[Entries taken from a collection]
* Begin *

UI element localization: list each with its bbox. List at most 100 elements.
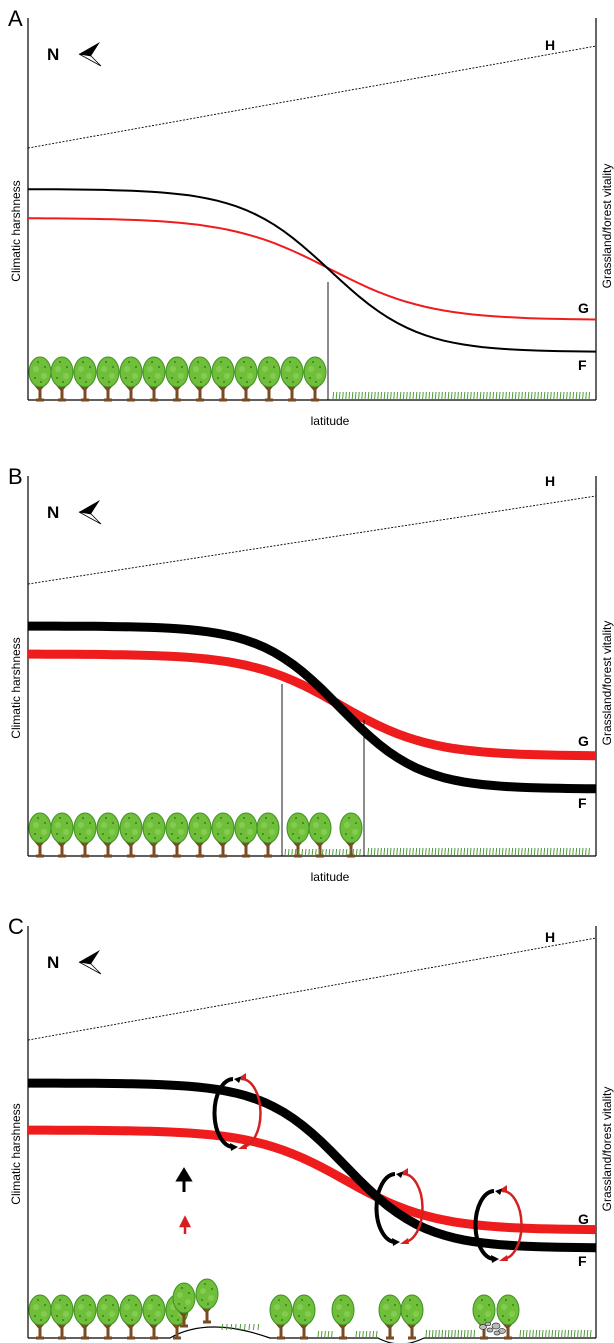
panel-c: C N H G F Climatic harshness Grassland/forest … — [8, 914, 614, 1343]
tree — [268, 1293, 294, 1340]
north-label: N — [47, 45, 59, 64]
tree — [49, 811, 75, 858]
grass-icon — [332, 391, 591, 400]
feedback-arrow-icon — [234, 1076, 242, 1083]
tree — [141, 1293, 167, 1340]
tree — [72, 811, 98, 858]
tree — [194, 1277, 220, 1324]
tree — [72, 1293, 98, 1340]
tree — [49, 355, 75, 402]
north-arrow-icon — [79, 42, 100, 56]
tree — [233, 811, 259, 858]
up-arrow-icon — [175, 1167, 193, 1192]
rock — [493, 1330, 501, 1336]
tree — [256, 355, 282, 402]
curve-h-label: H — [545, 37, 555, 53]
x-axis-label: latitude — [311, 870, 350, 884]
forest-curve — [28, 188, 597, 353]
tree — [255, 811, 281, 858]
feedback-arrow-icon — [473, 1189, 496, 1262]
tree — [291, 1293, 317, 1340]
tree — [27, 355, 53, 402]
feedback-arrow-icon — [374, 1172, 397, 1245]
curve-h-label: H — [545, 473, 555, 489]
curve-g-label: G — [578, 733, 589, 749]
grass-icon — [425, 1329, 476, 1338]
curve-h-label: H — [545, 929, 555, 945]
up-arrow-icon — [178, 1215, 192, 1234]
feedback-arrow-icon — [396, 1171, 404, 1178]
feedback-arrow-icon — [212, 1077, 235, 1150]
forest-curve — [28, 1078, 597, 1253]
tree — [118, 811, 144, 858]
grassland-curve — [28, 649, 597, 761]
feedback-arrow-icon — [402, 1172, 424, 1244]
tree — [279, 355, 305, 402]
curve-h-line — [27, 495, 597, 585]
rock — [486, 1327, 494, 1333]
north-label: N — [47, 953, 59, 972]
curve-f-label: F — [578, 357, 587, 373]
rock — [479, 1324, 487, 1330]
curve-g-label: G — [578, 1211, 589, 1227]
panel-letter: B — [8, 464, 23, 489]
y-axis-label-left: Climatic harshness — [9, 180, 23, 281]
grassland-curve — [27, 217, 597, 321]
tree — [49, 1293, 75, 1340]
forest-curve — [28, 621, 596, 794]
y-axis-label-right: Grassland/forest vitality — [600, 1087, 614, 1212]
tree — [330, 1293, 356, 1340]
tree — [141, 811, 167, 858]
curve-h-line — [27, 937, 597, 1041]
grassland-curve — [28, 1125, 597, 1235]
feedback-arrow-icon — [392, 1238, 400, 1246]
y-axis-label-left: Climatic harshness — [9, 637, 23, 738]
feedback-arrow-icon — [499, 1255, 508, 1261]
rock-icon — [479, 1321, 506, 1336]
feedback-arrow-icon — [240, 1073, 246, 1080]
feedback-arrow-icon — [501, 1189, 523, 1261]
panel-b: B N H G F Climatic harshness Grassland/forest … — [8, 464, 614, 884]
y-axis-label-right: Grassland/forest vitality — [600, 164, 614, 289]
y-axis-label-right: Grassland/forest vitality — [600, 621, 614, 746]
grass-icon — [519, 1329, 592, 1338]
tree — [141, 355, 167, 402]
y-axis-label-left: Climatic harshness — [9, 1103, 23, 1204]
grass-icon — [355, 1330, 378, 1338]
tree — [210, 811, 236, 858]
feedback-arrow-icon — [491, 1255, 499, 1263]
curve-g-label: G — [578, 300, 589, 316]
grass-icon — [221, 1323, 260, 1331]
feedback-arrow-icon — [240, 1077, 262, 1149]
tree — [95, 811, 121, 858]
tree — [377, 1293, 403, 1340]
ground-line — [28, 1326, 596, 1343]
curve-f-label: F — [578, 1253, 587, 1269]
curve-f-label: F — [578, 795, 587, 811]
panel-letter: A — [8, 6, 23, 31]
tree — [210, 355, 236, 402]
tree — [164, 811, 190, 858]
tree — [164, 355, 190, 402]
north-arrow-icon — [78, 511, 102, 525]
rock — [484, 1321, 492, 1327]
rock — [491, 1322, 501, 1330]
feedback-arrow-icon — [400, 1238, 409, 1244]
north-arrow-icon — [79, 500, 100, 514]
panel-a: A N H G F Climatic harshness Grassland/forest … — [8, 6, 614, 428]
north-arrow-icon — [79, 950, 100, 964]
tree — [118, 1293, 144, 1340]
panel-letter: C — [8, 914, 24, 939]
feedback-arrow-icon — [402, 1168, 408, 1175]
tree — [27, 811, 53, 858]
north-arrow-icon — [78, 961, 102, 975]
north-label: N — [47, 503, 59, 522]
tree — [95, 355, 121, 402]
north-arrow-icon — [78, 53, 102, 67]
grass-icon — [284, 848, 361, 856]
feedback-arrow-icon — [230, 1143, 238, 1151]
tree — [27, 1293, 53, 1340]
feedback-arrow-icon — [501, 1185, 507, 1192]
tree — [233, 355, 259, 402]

* End *
* Begin *

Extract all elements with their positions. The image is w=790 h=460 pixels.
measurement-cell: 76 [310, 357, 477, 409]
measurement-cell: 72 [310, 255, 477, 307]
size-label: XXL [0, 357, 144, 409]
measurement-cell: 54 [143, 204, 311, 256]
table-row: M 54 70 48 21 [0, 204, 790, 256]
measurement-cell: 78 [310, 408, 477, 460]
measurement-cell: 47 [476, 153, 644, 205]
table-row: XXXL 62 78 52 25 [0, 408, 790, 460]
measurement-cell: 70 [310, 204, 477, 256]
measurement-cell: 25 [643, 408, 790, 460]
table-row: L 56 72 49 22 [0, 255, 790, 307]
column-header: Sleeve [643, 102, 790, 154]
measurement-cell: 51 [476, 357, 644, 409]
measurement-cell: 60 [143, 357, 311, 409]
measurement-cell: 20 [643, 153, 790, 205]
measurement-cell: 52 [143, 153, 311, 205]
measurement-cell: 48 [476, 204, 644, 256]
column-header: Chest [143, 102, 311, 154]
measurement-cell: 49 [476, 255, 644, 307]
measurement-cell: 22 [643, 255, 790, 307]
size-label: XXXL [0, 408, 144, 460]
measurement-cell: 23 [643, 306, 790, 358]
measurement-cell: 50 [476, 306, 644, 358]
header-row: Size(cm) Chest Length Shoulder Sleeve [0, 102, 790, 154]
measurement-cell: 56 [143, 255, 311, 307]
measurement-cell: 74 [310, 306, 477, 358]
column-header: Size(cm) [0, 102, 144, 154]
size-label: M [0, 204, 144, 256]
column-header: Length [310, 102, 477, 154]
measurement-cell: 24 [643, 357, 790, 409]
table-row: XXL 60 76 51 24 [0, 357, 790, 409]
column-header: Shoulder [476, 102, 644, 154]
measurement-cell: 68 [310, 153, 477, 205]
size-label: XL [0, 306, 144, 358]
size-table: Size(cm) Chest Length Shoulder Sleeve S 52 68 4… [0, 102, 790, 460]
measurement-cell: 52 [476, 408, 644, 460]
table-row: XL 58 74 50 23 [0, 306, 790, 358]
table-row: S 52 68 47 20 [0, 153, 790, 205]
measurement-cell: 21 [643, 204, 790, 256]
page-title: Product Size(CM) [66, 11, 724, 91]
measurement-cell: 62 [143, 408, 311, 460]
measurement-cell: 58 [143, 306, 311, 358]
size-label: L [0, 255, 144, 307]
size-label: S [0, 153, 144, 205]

* End *
* Begin *

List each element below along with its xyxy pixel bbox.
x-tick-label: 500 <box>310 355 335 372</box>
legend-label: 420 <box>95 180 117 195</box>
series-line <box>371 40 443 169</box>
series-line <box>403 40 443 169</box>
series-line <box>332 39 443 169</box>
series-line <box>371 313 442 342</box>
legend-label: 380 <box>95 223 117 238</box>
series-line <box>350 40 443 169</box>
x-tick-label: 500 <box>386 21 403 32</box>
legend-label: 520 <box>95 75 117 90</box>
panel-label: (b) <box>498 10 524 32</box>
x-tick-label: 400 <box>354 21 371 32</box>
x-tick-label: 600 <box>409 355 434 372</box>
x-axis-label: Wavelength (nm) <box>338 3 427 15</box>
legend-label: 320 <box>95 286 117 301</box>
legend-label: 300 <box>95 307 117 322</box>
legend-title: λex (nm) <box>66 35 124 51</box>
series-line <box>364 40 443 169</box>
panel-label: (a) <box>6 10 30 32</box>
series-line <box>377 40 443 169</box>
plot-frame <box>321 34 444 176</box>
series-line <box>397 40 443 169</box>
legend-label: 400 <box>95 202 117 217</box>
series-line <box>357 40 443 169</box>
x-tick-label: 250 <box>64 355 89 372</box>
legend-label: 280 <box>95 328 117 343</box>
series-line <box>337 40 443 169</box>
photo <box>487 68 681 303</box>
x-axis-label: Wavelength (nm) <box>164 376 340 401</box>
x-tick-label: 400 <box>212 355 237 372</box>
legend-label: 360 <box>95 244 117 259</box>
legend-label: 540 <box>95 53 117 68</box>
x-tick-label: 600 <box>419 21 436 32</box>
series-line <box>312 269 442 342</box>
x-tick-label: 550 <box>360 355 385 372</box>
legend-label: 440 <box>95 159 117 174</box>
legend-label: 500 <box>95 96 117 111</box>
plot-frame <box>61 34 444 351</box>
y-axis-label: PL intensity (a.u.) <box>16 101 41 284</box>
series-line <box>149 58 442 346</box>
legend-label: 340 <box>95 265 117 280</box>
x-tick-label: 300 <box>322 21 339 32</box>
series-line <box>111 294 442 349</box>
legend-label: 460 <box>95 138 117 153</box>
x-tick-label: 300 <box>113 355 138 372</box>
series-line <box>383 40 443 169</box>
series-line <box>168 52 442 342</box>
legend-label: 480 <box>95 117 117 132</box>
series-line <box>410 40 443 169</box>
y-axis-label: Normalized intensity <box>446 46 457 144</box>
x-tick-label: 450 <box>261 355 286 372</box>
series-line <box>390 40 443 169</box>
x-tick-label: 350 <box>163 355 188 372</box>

* End *

- [Your task] Copy the records word for word, beginning at the line that contains "Extract all elements" and stopping after the line that contains "measurement-cell: 50 [476, 306, 644, 358]".

- [Complete output]
Extract all elements with their positions. The image is w=790 h=460 pixels.
measurement-cell: 76 [310, 357, 477, 409]
measurement-cell: 72 [310, 255, 477, 307]
size-label: XXL [0, 357, 144, 409]
measurement-cell: 54 [143, 204, 311, 256]
table-row: M 54 70 48 21 [0, 204, 790, 256]
measurement-cell: 78 [310, 408, 477, 460]
measurement-cell: 47 [476, 153, 644, 205]
table-row: XXXL 62 78 52 25 [0, 408, 790, 460]
measurement-cell: 70 [310, 204, 477, 256]
measurement-cell: 25 [643, 408, 790, 460]
table-row: L 56 72 49 22 [0, 255, 790, 307]
column-header: Sleeve [643, 102, 790, 154]
measurement-cell: 51 [476, 357, 644, 409]
measurement-cell: 60 [143, 357, 311, 409]
measurement-cell: 20 [643, 153, 790, 205]
measurement-cell: 52 [143, 153, 311, 205]
measurement-cell: 48 [476, 204, 644, 256]
column-header: Chest [143, 102, 311, 154]
measurement-cell: 49 [476, 255, 644, 307]
measurement-cell: 22 [643, 255, 790, 307]
size-label: XXXL [0, 408, 144, 460]
measurement-cell: 23 [643, 306, 790, 358]
measurement-cell: 50 [476, 306, 644, 358]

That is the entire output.